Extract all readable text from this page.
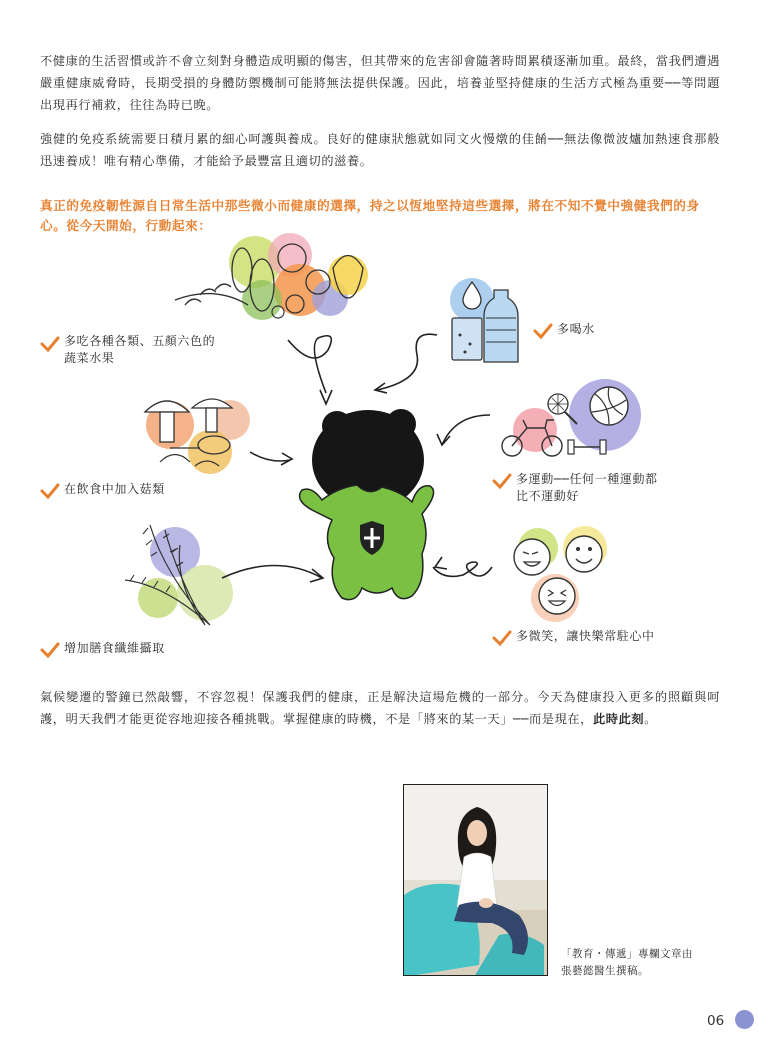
不健康的生活習慣或許不會立刻對身體造成明顯的傷害，但其帶來的危害卻會隨著時間累積逐漸加重。最終，當我們遭遇嚴重健康威脅時，長期受損的身體防禦機制可能將無法提供保護。因此，培養並堅持健康的生活方式極為重要──等問題出現再行補救，往往為時已晚。

強健的免疫系統需要日積月累的細心呵護與養成。良好的健康狀態就如同文火慢燉的佳餚──無法像微波爐加熱速食那般迅速養成！唯有精心準備，才能給予最豐富且適切的滋養。

真正的免疫韌性源自日常生活中那些微小而健康的選擇，持之以恆地堅持這些選擇，將在不知不覺中強健我們的身心。從今天開始，行動起來：

多吃各種各類、五顏六色的
蔬菜水果
多喝水
在飲食中加入菇類
多運動──任何一種運動都
比不運動好
增加膳食纖維攝取
多微笑，讓快樂常駐心中

氣候變遷的警鐘已然敲響，不容忽視！保護我們的健康，正是解決這場危機的一部分。今天為健康投入更多的照顧與呵護，明天我們才能更從容地迎接各種挑戰。掌握健康的時機，不是「將來的某一天」──而是現在，此時此刻。

「教育・傳遞」專欄文章由
張藝懿醫生撰稿。
06
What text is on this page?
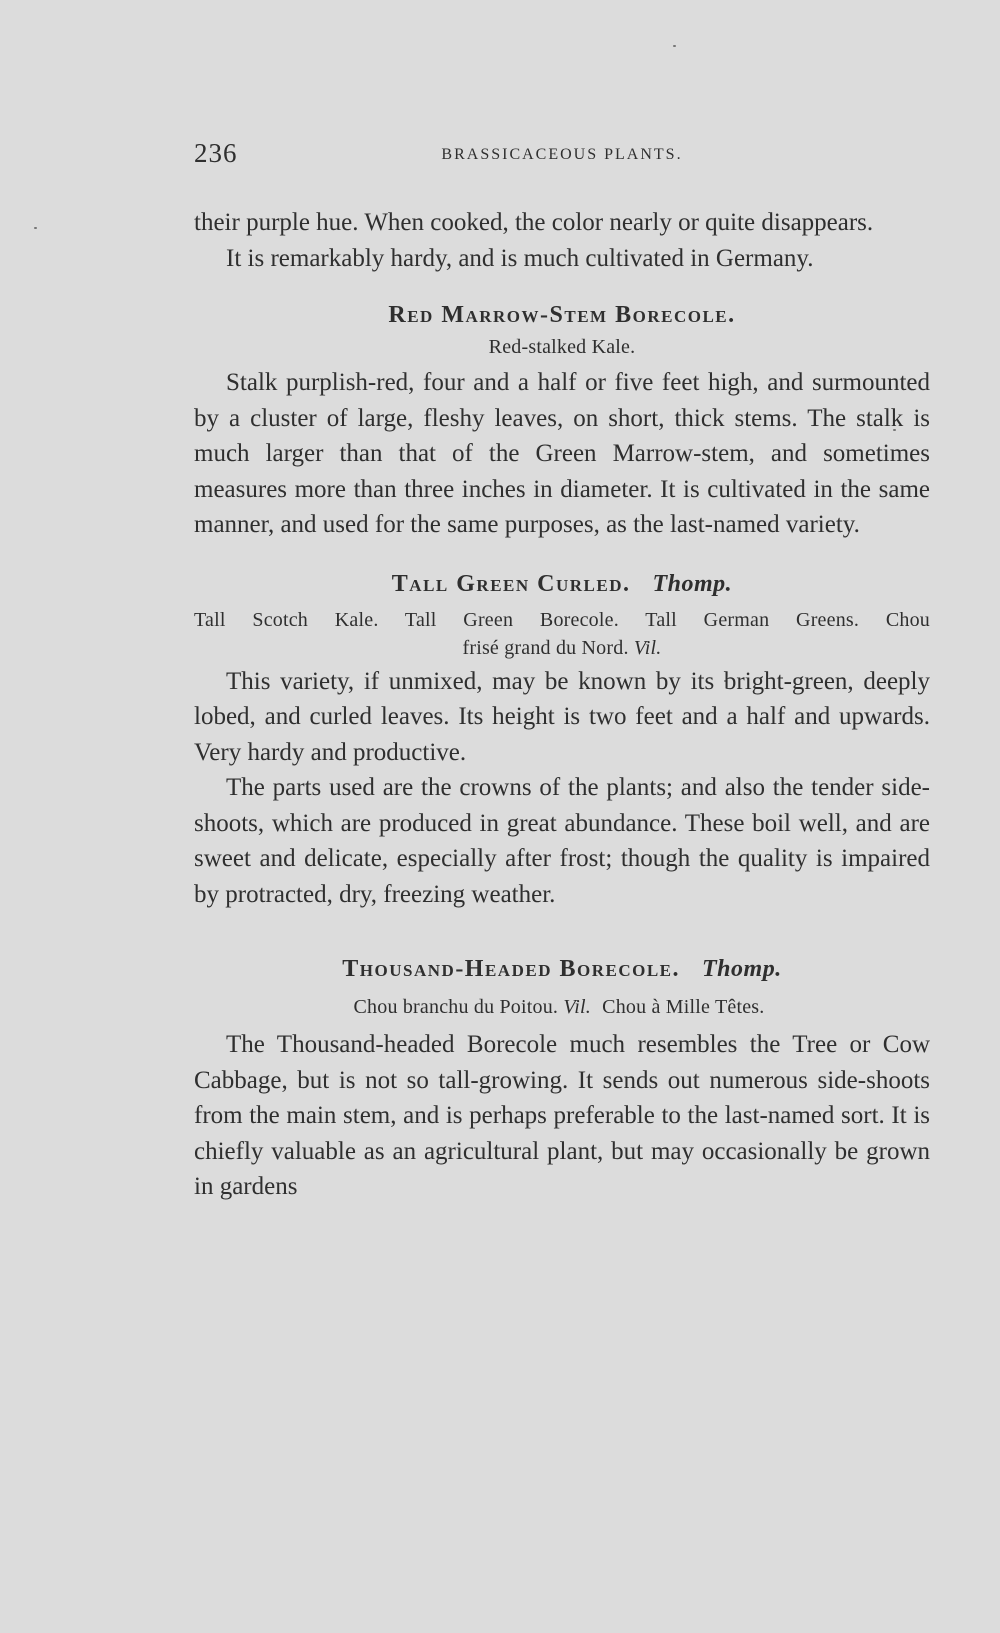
236	BRASSICACEOUS PLANTS.

their purple hue. When cooked, the color nearly or quite disappears.

It is remarkably hardy, and is much cultivated in Germany.

Red Marrow-Stem Borecole.

Red-stalked Kale.

Stalk purplish-red, four and a half or five feet high, and surmounted by a cluster of large, fleshy leaves, on short, thick stems. The stalk is much larger than that of the Green Marrow-stem, and sometimes measures more than three inches in diameter. It is cultivated in the same manner, and used for the same purposes, as the last-named variety.

Tall Green Curled. Thomp.

Tall Scotch Kale. Tall Green Borecole. Tall German Greens. Chou

frisé grand du Nord. Vil.

This variety, if unmixed, may be known by its bright-green, deeply lobed, and curled leaves. Its height is two feet and a half and upwards. Very hardy and productive.

The parts used are the crowns of the plants; and also the tender side-shoots, which are produced in great abundance. These boil well, and are sweet and delicate, especially after frost; though the quality is impaired by protracted, dry, freezing weather.

Thousand-Headed Borecole. Thomp.

Chou branchu du Poitou. Vil. Chou à Mille Têtes.

The Thousand-headed Borecole much resembles the Tree or Cow Cabbage, but is not so tall-growing. It sends out numerous side-shoots from the main stem, and is perhaps preferable to the last-named sort. It is chiefly valuable as an agricultural plant, but may occasionally be grown in gardens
++++++
How many lines of these entries contain the string "Chou"? Reply with the number alone.

2